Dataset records
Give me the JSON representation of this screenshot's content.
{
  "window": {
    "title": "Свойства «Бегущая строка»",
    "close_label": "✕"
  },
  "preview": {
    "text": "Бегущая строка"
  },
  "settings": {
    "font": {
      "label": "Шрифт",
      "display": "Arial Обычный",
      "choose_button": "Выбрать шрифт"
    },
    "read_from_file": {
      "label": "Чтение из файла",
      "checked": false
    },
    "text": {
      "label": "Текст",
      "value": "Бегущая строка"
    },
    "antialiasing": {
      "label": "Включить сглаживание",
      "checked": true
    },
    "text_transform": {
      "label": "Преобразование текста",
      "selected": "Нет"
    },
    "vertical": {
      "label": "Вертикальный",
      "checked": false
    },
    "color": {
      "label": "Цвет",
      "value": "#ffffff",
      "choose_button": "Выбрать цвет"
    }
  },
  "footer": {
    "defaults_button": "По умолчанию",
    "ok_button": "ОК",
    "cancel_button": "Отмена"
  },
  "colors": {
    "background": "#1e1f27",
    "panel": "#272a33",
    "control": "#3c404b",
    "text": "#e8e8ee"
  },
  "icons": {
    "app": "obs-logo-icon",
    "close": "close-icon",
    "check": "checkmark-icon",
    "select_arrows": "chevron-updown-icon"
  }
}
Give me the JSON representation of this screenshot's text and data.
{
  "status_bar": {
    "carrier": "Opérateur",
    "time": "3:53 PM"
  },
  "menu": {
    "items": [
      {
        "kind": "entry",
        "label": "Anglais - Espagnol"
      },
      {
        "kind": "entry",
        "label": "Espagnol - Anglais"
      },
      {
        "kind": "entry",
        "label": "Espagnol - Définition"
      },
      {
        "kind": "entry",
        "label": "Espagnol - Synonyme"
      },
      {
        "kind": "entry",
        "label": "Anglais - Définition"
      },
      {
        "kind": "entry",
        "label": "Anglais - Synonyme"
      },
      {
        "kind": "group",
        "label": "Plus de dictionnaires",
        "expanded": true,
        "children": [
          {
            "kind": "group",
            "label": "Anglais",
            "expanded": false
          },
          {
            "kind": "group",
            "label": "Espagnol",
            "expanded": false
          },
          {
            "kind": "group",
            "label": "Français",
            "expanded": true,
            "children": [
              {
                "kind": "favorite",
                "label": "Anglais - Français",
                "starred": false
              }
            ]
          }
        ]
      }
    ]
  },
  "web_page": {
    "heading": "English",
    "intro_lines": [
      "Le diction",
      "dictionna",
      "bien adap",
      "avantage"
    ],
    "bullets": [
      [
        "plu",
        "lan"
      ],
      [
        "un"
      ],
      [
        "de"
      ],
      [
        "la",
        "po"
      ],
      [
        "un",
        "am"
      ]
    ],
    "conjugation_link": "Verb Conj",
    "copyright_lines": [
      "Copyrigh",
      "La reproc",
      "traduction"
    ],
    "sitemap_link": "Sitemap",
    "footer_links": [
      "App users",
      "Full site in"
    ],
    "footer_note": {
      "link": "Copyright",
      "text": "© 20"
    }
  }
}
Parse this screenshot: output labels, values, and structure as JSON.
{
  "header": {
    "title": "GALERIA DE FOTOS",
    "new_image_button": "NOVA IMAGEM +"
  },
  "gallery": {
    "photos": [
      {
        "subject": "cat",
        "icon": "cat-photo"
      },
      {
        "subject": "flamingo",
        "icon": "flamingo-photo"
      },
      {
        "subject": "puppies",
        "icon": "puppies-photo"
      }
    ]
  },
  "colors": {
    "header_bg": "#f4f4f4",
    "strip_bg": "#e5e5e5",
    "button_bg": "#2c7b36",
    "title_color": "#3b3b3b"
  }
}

## Your task
Reproduce each record shown above without altering a single word.

## Response to this exercise
Give me the JSON representation of this screenshot's content.
{
  "window": {
    "title": "Свойства «Бегущая строка»",
    "close_label": "✕"
  },
  "preview": {
    "text": "Бегущая строка"
  },
  "settings": {
    "font": {
      "label": "Шрифт",
      "display": "Arial Обычный",
      "choose_button": "Выбрать шрифт"
    },
    "read_from_file": {
      "label": "Чтение из файла",
      "checked": false
    },
    "text": {
      "label": "Текст",
      "value": "Бегущая строка"
    },
    "antialiasing": {
      "label": "Включить сглаживание",
      "checked": true
    },
    "text_transform": {
      "label": "Преобразование текста",
      "selected": "Нет"
    },
    "vertical": {
      "label": "Вертикальный",
      "checked": false
    },
    "color": {
      "label": "Цвет",
      "value": "#ffffff",
      "choose_button": "Выбрать цвет"
    }
  },
  "footer": {
    "defaults_button": "По умолчанию",
    "ok_button": "ОК",
    "cancel_button": "Отмена"
  },
  "colors": {
    "background": "#1e1f27",
    "panel": "#272a33",
    "control": "#3c404b",
    "text": "#e8e8ee"
  },
  "icons": {
    "app": "obs-logo-icon",
    "close": "close-icon",
    "check": "checkmark-icon",
    "select_arrows": "chevron-updown-icon"
  }
}
Give me the JSON representation of this screenshot's text and data.
{
  "status_bar": {
    "carrier": "Opérateur",
    "time": "3:53 PM"
  },
  "menu": {
    "items": [
      {
        "kind": "entry",
        "label": "Anglais - Espagnol"
      },
      {
        "kind": "entry",
        "label": "Espagnol - Anglais"
      },
      {
        "kind": "entry",
        "label": "Espagnol - Définition"
      },
      {
        "kind": "entry",
        "label": "Espagnol - Synonyme"
      },
      {
        "kind": "entry",
        "label": "Anglais - Définition"
      },
      {
        "kind": "entry",
        "label": "Anglais - Synonyme"
      },
      {
        "kind": "group",
        "label": "Plus de dictionnaires",
        "expanded": true,
        "children": [
          {
            "kind": "group",
            "label": "Anglais",
            "expanded": false
          },
          {
            "kind": "group",
            "label": "Espagnol",
            "expanded": false
          },
          {
            "kind": "group",
            "label": "Français",
            "expanded": true,
            "children": [
              {
                "kind": "favorite",
                "label": "Anglais - Français",
                "starred": false
              }
            ]
          }
        ]
      }
    ]
  },
  "web_page": {
    "heading": "English",
    "intro_lines": [
      "Le diction",
      "dictionna",
      "bien adap",
      "avantage"
    ],
    "bullets": [
      [
        "plu",
        "lan"
      ],
      [
        "un"
      ],
      [
        "de"
      ],
      [
        "la",
        "po"
      ],
      [
        "un",
        "am"
      ]
    ],
    "conjugation_link": "Verb Conj",
    "copyright_lines": [
      "Copyrigh",
      "La reproc",
      "traduction"
    ],
    "sitemap_link": "Sitemap",
    "footer_links": [
      "App users",
      "Full site in"
    ],
    "footer_note": {
      "link": "Copyright",
      "text": "© 20"
    }
  }
}
Parse this screenshot: output labels, values, and structure as JSON.
{
  "header": {
    "title": "GALERIA DE FOTOS",
    "new_image_button": "NOVA IMAGEM +"
  },
  "gallery": {
    "photos": [
      {
        "subject": "cat",
        "icon": "cat-photo"
      },
      {
        "subject": "flamingo",
        "icon": "flamingo-photo"
      },
      {
        "subject": "puppies",
        "icon": "puppies-photo"
      }
    ]
  },
  "colors": {
    "header_bg": "#f4f4f4",
    "strip_bg": "#e5e5e5",
    "button_bg": "#2c7b36",
    "title_color": "#3b3b3b"
  }
}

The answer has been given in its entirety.